Set exercise: Select the lines of the records containing the word "ACCENT" and list them.

Material shown:
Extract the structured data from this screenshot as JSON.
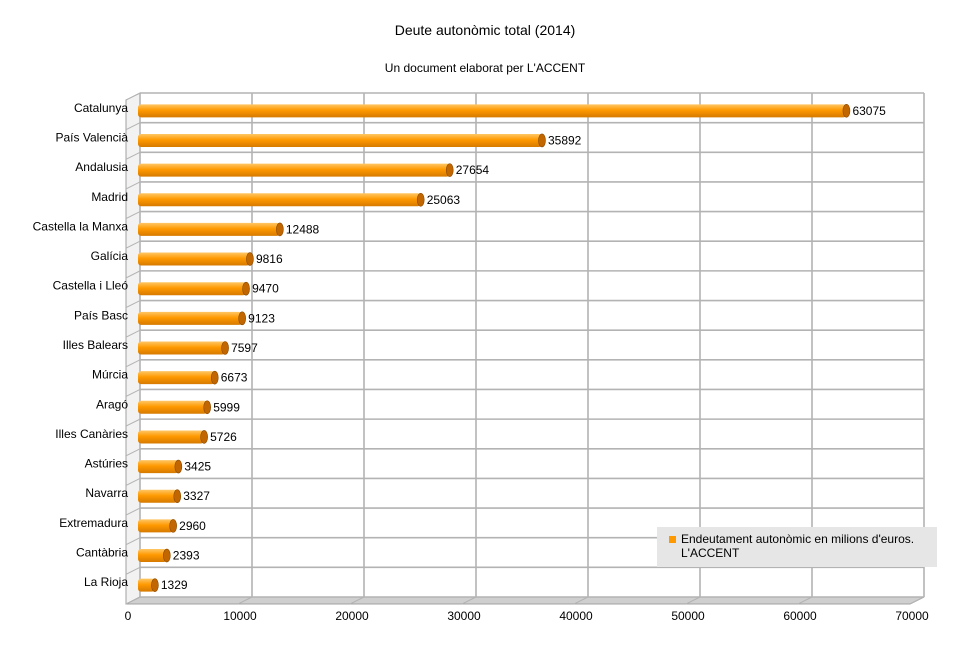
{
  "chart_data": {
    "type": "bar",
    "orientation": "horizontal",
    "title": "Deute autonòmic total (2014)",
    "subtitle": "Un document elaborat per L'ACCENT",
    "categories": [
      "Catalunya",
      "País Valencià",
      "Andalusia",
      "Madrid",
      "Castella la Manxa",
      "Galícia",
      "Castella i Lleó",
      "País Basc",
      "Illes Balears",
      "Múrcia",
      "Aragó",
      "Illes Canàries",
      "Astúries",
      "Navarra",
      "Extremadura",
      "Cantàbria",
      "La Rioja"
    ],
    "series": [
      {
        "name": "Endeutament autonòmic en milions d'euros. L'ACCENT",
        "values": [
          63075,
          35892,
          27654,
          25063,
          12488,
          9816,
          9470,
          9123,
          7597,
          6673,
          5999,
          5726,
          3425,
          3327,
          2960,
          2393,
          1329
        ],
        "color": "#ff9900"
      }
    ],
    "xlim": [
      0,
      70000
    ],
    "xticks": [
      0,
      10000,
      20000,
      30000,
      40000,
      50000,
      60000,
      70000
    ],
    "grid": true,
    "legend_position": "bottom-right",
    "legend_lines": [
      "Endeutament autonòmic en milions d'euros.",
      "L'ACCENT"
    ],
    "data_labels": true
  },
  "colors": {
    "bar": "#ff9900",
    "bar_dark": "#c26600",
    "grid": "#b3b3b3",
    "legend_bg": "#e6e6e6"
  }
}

Answer to this problem:
    "subtitle": "Un document elaborat per L'ACCENT",
        "name": "Endeutament autonòmic en milions d'euros. L'ACCENT",
      "L'ACCENT"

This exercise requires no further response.